◆ Given records ◆
★ ★ ★ ★

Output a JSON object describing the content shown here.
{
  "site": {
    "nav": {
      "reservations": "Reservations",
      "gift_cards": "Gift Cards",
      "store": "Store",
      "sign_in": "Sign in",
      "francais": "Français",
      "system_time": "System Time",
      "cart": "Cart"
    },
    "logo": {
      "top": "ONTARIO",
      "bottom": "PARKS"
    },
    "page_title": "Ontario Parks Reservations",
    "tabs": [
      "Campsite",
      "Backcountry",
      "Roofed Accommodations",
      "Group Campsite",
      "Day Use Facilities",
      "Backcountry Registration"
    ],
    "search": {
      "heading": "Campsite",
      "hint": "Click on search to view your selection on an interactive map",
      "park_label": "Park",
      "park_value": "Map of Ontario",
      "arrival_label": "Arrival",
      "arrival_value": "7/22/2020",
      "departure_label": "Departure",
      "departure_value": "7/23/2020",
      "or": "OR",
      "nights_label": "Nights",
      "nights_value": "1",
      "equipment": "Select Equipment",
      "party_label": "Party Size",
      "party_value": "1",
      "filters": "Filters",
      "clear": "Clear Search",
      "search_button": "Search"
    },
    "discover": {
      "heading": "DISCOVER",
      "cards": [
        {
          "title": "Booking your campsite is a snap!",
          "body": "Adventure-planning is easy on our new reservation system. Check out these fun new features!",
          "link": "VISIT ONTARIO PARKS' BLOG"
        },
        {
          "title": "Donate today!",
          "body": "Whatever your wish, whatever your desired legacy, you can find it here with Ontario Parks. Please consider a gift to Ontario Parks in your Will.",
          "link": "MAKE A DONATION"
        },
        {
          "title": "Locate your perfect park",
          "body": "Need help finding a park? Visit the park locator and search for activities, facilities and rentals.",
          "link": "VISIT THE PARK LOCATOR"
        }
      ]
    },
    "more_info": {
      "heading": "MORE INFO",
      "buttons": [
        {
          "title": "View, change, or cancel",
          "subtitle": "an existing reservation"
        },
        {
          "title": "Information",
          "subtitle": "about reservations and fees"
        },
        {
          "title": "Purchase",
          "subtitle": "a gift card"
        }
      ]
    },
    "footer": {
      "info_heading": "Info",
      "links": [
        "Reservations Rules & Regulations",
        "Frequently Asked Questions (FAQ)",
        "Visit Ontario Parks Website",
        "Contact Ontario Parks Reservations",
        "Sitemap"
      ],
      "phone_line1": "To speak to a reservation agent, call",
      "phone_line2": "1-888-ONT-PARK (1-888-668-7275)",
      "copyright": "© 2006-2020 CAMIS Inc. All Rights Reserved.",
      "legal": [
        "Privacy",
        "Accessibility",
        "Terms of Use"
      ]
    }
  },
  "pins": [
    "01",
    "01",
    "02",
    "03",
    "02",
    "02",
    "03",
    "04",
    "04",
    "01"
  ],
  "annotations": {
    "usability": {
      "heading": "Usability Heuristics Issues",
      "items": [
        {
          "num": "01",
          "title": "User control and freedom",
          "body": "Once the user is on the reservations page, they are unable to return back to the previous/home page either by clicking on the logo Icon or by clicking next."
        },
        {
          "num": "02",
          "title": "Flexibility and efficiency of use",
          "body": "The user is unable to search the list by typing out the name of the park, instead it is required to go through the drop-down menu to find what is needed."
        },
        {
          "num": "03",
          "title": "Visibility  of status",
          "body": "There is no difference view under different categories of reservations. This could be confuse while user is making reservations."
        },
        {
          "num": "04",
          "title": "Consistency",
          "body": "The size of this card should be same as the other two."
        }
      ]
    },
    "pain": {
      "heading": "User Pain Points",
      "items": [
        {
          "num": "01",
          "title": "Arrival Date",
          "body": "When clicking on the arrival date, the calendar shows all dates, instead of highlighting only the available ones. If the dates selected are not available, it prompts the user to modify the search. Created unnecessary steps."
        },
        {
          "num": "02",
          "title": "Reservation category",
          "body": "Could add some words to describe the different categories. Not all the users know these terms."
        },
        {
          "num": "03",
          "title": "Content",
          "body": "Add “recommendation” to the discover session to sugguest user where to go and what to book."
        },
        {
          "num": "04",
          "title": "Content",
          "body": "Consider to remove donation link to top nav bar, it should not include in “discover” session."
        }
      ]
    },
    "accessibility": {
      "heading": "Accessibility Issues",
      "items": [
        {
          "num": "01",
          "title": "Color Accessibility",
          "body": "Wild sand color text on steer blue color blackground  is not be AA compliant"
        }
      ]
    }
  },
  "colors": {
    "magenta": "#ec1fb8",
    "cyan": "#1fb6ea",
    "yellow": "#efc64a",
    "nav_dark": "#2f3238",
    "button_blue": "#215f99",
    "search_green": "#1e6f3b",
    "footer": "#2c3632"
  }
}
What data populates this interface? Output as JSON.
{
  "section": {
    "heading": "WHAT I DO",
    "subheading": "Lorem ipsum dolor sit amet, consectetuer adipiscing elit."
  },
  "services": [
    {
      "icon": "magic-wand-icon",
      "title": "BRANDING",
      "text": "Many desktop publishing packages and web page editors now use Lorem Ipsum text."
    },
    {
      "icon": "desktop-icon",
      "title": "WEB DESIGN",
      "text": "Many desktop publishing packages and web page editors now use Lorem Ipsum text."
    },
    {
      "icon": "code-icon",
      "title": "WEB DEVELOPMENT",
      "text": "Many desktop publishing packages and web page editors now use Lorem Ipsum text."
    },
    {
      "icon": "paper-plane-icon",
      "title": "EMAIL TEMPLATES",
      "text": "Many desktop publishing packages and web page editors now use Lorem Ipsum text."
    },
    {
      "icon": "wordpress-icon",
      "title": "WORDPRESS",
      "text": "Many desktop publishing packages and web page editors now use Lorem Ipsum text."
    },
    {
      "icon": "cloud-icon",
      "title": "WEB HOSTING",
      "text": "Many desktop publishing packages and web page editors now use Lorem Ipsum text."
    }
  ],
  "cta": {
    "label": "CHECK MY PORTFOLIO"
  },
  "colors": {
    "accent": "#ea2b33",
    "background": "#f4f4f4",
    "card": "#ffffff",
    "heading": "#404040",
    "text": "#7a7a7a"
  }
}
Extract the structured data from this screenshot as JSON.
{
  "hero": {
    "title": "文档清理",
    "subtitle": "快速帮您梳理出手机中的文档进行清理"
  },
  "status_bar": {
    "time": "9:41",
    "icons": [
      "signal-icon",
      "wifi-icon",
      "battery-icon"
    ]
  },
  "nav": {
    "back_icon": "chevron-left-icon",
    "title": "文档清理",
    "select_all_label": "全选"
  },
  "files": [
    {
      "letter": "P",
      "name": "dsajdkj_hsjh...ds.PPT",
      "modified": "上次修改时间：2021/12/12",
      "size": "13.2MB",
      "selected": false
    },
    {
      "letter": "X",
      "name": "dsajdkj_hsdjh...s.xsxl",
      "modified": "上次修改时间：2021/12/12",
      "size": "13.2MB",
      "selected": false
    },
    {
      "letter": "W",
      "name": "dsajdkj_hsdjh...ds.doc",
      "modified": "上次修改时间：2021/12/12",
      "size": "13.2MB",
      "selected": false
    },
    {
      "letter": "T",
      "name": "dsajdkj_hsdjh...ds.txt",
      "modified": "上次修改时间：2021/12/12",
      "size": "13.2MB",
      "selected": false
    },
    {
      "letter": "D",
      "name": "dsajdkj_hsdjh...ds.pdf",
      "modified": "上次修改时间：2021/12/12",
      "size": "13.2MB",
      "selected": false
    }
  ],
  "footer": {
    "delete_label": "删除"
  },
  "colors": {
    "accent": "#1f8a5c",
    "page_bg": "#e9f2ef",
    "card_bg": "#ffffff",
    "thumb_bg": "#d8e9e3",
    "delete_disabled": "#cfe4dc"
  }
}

★ ★ ★ ★

◆ Exercise instructions ◆
Only lines with the string "Output" belong in your answer; copy each one.

◆ Task result ◆
Output a JSON object describing the content shown here.
What data populates this interface? Output as JSON.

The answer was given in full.